(Some records)

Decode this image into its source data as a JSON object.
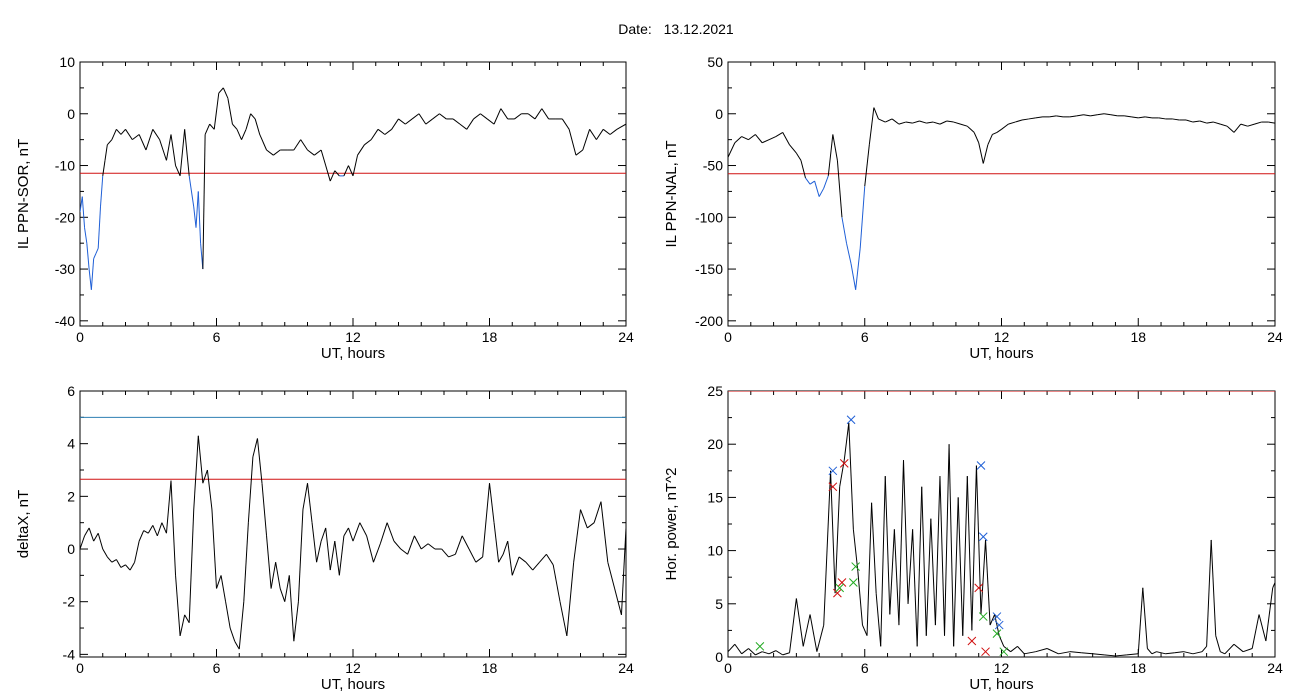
{
  "header": {
    "date_label": "Date:",
    "date_value": "13.12.2021"
  },
  "colors": {
    "series": "#000000",
    "below_threshold": "#1f5fd6",
    "threshold": "#d01010",
    "upper": "#2e7fb2",
    "marker_blue": "#1f5fd6",
    "marker_red": "#d01010",
    "marker_green": "#22aa22"
  },
  "chart_data": [
    {
      "type": "line",
      "ylabel": "IL PPN-SOR, nT",
      "xlabel": "UT, hours",
      "xlim": [
        0,
        24
      ],
      "ylim": [
        -41,
        10
      ],
      "xticks": [
        "0",
        "6",
        "12",
        "18",
        "24"
      ],
      "yticks": [
        "10",
        "0",
        "-10",
        "-20",
        "-30",
        "-40"
      ],
      "threshold": -11.5,
      "below_threshold_color": "blue",
      "series": [
        {
          "x": [
            0,
            0.1,
            0.2,
            0.3,
            0.4,
            0.5,
            0.6,
            0.7,
            0.8,
            0.9,
            1.0,
            1.1,
            1.2,
            1.4,
            1.6,
            1.8,
            2.0,
            2.3,
            2.6,
            2.9,
            3.2,
            3.5,
            3.8,
            4.0,
            4.2,
            4.4,
            4.6,
            4.8,
            5.0,
            5.1,
            5.2,
            5.3,
            5.4,
            5.5,
            5.7,
            5.9,
            6.1,
            6.3,
            6.5,
            6.7,
            6.9,
            7.1,
            7.3,
            7.5,
            7.7,
            7.9,
            8.2,
            8.5,
            8.8,
            9.1,
            9.4,
            9.7,
            10.0,
            10.3,
            10.6,
            10.8,
            11.0,
            11.2,
            11.4,
            11.6,
            11.8,
            12.0,
            12.2,
            12.5,
            12.8,
            13.1,
            13.4,
            13.7,
            14.0,
            14.3,
            14.6,
            14.9,
            15.2,
            15.5,
            15.8,
            16.1,
            16.4,
            16.7,
            17.0,
            17.3,
            17.6,
            17.9,
            18.2,
            18.5,
            18.8,
            19.1,
            19.4,
            19.7,
            20.0,
            20.3,
            20.6,
            20.9,
            21.2,
            21.5,
            21.8,
            22.1,
            22.4,
            22.7,
            23.0,
            23.3,
            23.6,
            24.0
          ],
          "y": [
            -19,
            -16,
            -22,
            -25,
            -30,
            -34,
            -28,
            -27,
            -26,
            -18,
            -12,
            -9,
            -6,
            -5,
            -3,
            -4,
            -3,
            -5,
            -4,
            -7,
            -3,
            -5,
            -9,
            -4,
            -10,
            -12,
            -3,
            -12,
            -18,
            -22,
            -15,
            -25,
            -30,
            -4,
            -2,
            -3,
            4,
            5,
            3,
            -2,
            -3,
            -5,
            -3,
            0,
            -1,
            -4,
            -7,
            -8,
            -7,
            -7,
            -7,
            -5,
            -7,
            -8,
            -7,
            -10,
            -13,
            -11,
            -12,
            -12,
            -10,
            -12,
            -8,
            -6,
            -5,
            -3,
            -4,
            -3,
            -1,
            -2,
            -1,
            0,
            -2,
            -1,
            0,
            -1,
            -1,
            -2,
            -3,
            -1,
            0,
            -1,
            -2,
            1,
            -1,
            -1,
            0,
            0,
            -1,
            1,
            -1,
            -1,
            -1,
            -3,
            -8,
            -7,
            -3,
            -5,
            -3,
            -4,
            -3,
            -2
          ]
        }
      ]
    },
    {
      "type": "line",
      "ylabel": "IL PPN-NAL, nT",
      "xlabel": "UT, hours",
      "xlim": [
        0,
        24
      ],
      "ylim": [
        -205,
        50
      ],
      "xticks": [
        "0",
        "6",
        "12",
        "18",
        "24"
      ],
      "yticks": [
        "50",
        "0",
        "-50",
        "-100",
        "-150",
        "-200"
      ],
      "threshold": -58,
      "below_threshold_color": "blue",
      "series": [
        {
          "x": [
            0,
            0.3,
            0.6,
            0.9,
            1.2,
            1.5,
            1.8,
            2.1,
            2.4,
            2.7,
            3.0,
            3.2,
            3.4,
            3.6,
            3.8,
            4.0,
            4.2,
            4.4,
            4.6,
            4.8,
            5.0,
            5.2,
            5.4,
            5.6,
            5.8,
            6.0,
            6.2,
            6.4,
            6.6,
            6.9,
            7.2,
            7.5,
            7.8,
            8.1,
            8.4,
            8.7,
            9.0,
            9.3,
            9.6,
            9.9,
            10.2,
            10.5,
            10.8,
            11.0,
            11.2,
            11.4,
            11.6,
            11.8,
            12.0,
            12.3,
            12.6,
            12.9,
            13.2,
            13.5,
            13.8,
            14.1,
            14.4,
            14.7,
            15.0,
            15.3,
            15.6,
            15.9,
            16.2,
            16.5,
            16.8,
            17.1,
            17.4,
            17.7,
            18.0,
            18.3,
            18.6,
            18.9,
            19.2,
            19.5,
            19.8,
            20.1,
            20.4,
            20.7,
            21.0,
            21.3,
            21.6,
            21.9,
            22.2,
            22.5,
            22.8,
            23.1,
            23.4,
            23.7,
            24.0
          ],
          "y": [
            -42,
            -28,
            -22,
            -25,
            -20,
            -28,
            -25,
            -22,
            -18,
            -30,
            -38,
            -45,
            -62,
            -68,
            -65,
            -80,
            -72,
            -60,
            -20,
            -45,
            -100,
            -125,
            -145,
            -170,
            -130,
            -70,
            -30,
            6,
            -5,
            -8,
            -5,
            -10,
            -8,
            -9,
            -7,
            -9,
            -8,
            -10,
            -7,
            -8,
            -10,
            -12,
            -18,
            -28,
            -48,
            -30,
            -20,
            -18,
            -15,
            -10,
            -8,
            -6,
            -5,
            -4,
            -3,
            -3,
            -2,
            -3,
            -3,
            -2,
            -1,
            -2,
            -1,
            0,
            -1,
            -2,
            -2,
            -3,
            -4,
            -3,
            -4,
            -4,
            -5,
            -5,
            -6,
            -6,
            -8,
            -7,
            -9,
            -8,
            -10,
            -12,
            -18,
            -10,
            -12,
            -10,
            -8,
            -8,
            -9
          ]
        }
      ]
    },
    {
      "type": "line",
      "ylabel": "deltaX, nT",
      "xlabel": "UT, hours",
      "xlim": [
        0,
        24
      ],
      "ylim": [
        -4.1,
        6
      ],
      "xticks": [
        "0",
        "6",
        "12",
        "18",
        "24"
      ],
      "yticks": [
        "6",
        "4",
        "2",
        "0",
        "-2",
        "-4"
      ],
      "upper_line": 5.0,
      "threshold": 2.65,
      "series": [
        {
          "x": [
            0,
            0.2,
            0.4,
            0.6,
            0.8,
            1.0,
            1.2,
            1.4,
            1.6,
            1.8,
            2.0,
            2.2,
            2.4,
            2.6,
            2.8,
            3.0,
            3.2,
            3.4,
            3.6,
            3.8,
            4.0,
            4.2,
            4.4,
            4.6,
            4.8,
            5.0,
            5.2,
            5.4,
            5.6,
            5.8,
            6.0,
            6.2,
            6.4,
            6.6,
            6.8,
            7.0,
            7.2,
            7.4,
            7.6,
            7.8,
            8.0,
            8.2,
            8.4,
            8.6,
            8.8,
            9.0,
            9.2,
            9.4,
            9.6,
            9.8,
            10.0,
            10.2,
            10.4,
            10.6,
            10.8,
            11.0,
            11.2,
            11.4,
            11.6,
            11.8,
            12.0,
            12.3,
            12.6,
            12.9,
            13.2,
            13.5,
            13.8,
            14.1,
            14.4,
            14.7,
            15.0,
            15.3,
            15.6,
            15.9,
            16.2,
            16.5,
            16.8,
            17.1,
            17.4,
            17.7,
            18.0,
            18.2,
            18.4,
            18.6,
            18.8,
            19.0,
            19.3,
            19.6,
            19.9,
            20.2,
            20.5,
            20.8,
            21.1,
            21.4,
            21.7,
            22.0,
            22.3,
            22.6,
            22.9,
            23.2,
            23.5,
            23.8,
            24.0
          ],
          "y": [
            0,
            0.5,
            0.8,
            0.3,
            0.6,
            0,
            -0.3,
            -0.5,
            -0.4,
            -0.7,
            -0.6,
            -0.8,
            -0.5,
            0.3,
            0.7,
            0.6,
            0.9,
            0.5,
            1.0,
            0.6,
            2.6,
            -1,
            -3.3,
            -2.5,
            -2.8,
            1.5,
            4.3,
            2.5,
            3.0,
            1.5,
            -1.5,
            -1.0,
            -2.0,
            -3.0,
            -3.5,
            -3.8,
            -2.0,
            1.0,
            3.5,
            4.2,
            2.5,
            0.5,
            -1.5,
            -0.5,
            -1.5,
            -2.0,
            -1.0,
            -3.5,
            -2.0,
            1.5,
            2.5,
            1.0,
            -0.5,
            0.3,
            0.8,
            -0.8,
            0.3,
            -1.0,
            0.5,
            0.8,
            0.3,
            1.0,
            0.5,
            -0.5,
            0.2,
            1.0,
            0.3,
            0,
            -0.2,
            0.5,
            0,
            0.2,
            0,
            0,
            -0.3,
            -0.2,
            0.5,
            0,
            -0.5,
            -0.3,
            2.5,
            1.0,
            -0.5,
            -0.2,
            0.3,
            -1.0,
            -0.3,
            -0.5,
            -0.8,
            -0.5,
            -0.2,
            -0.6,
            -2.0,
            -3.3,
            -0.5,
            1.5,
            0.8,
            1.0,
            1.8,
            -0.5,
            -1.5,
            -2.5,
            0.8
          ]
        }
      ]
    },
    {
      "type": "line",
      "ylabel": "Hor. power, nT^2",
      "xlabel": "UT, hours",
      "xlim": [
        0,
        24
      ],
      "ylim": [
        0,
        25
      ],
      "xticks": [
        "0",
        "6",
        "12",
        "18",
        "24"
      ],
      "yticks": [
        "25",
        "20",
        "15",
        "10",
        "5",
        "0"
      ],
      "threshold": 25,
      "series": [
        {
          "x": [
            0,
            0.3,
            0.6,
            0.9,
            1.2,
            1.5,
            1.8,
            2.1,
            2.4,
            2.7,
            3.0,
            3.3,
            3.6,
            3.9,
            4.2,
            4.5,
            4.7,
            4.9,
            5.1,
            5.3,
            5.5,
            5.7,
            5.9,
            6.1,
            6.3,
            6.5,
            6.7,
            6.9,
            7.1,
            7.3,
            7.5,
            7.7,
            7.9,
            8.1,
            8.3,
            8.5,
            8.7,
            8.9,
            9.1,
            9.3,
            9.5,
            9.7,
            9.9,
            10.1,
            10.3,
            10.5,
            10.7,
            10.9,
            11.1,
            11.3,
            11.5,
            11.7,
            11.9,
            12.1,
            12.4,
            12.7,
            13.0,
            13.5,
            14.0,
            14.5,
            15.0,
            15.5,
            16.0,
            16.5,
            17.0,
            17.5,
            18.0,
            18.2,
            18.4,
            18.6,
            18.8,
            19.2,
            19.6,
            20.0,
            20.4,
            20.8,
            21.0,
            21.2,
            21.4,
            21.6,
            21.8,
            22.2,
            22.6,
            23.0,
            23.3,
            23.6,
            23.9,
            24.0
          ],
          "y": [
            0.5,
            1.2,
            0.3,
            0.8,
            0.2,
            0.5,
            0.3,
            0.6,
            0.2,
            0.4,
            5.5,
            1.0,
            4.0,
            0.5,
            3.0,
            17.5,
            6.0,
            16.0,
            18.5,
            22.0,
            12.0,
            8.0,
            3.0,
            2.0,
            14.5,
            6.0,
            1.0,
            17.0,
            4.0,
            12.0,
            3.0,
            18.5,
            5.0,
            12.0,
            1.0,
            16.0,
            2.0,
            13.0,
            3.0,
            17.0,
            2.0,
            20.0,
            1.0,
            15.0,
            2.0,
            17.0,
            2.5,
            18.0,
            4.0,
            11.0,
            3.0,
            4.0,
            2.0,
            1.0,
            0.5,
            1.0,
            0.3,
            0.5,
            0.8,
            0.3,
            0.5,
            0.4,
            0.3,
            0.2,
            0.1,
            0.2,
            0.3,
            6.5,
            0.8,
            0.3,
            0.5,
            0.3,
            0.4,
            0.5,
            0.3,
            0.5,
            1.0,
            11.0,
            2.0,
            0.5,
            0.3,
            1.2,
            0.5,
            0.8,
            4.0,
            1.5,
            6.5,
            7.0
          ]
        }
      ],
      "markers_blue": [
        [
          4.6,
          17.5
        ],
        [
          5.4,
          22.3
        ],
        [
          11.1,
          18.0
        ],
        [
          11.2,
          11.3
        ],
        [
          11.8,
          3.8
        ],
        [
          11.9,
          3.0
        ]
      ],
      "markers_red": [
        [
          4.6,
          16.0
        ],
        [
          5.1,
          18.2
        ],
        [
          4.8,
          6.0
        ],
        [
          5.0,
          7.0
        ],
        [
          10.7,
          1.5
        ],
        [
          11.0,
          6.5
        ],
        [
          11.3,
          0.5
        ]
      ],
      "markers_green": [
        [
          1.4,
          1.0
        ],
        [
          4.9,
          6.5
        ],
        [
          5.6,
          8.5
        ],
        [
          5.5,
          7.0
        ],
        [
          11.2,
          3.8
        ],
        [
          11.8,
          2.2
        ],
        [
          12.1,
          0.5
        ]
      ]
    }
  ]
}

▶ [What to do]
Determine how many lines of the listing above hold the word "ylabel". Report that number without anything else.

▶ [Solution to this problem]
4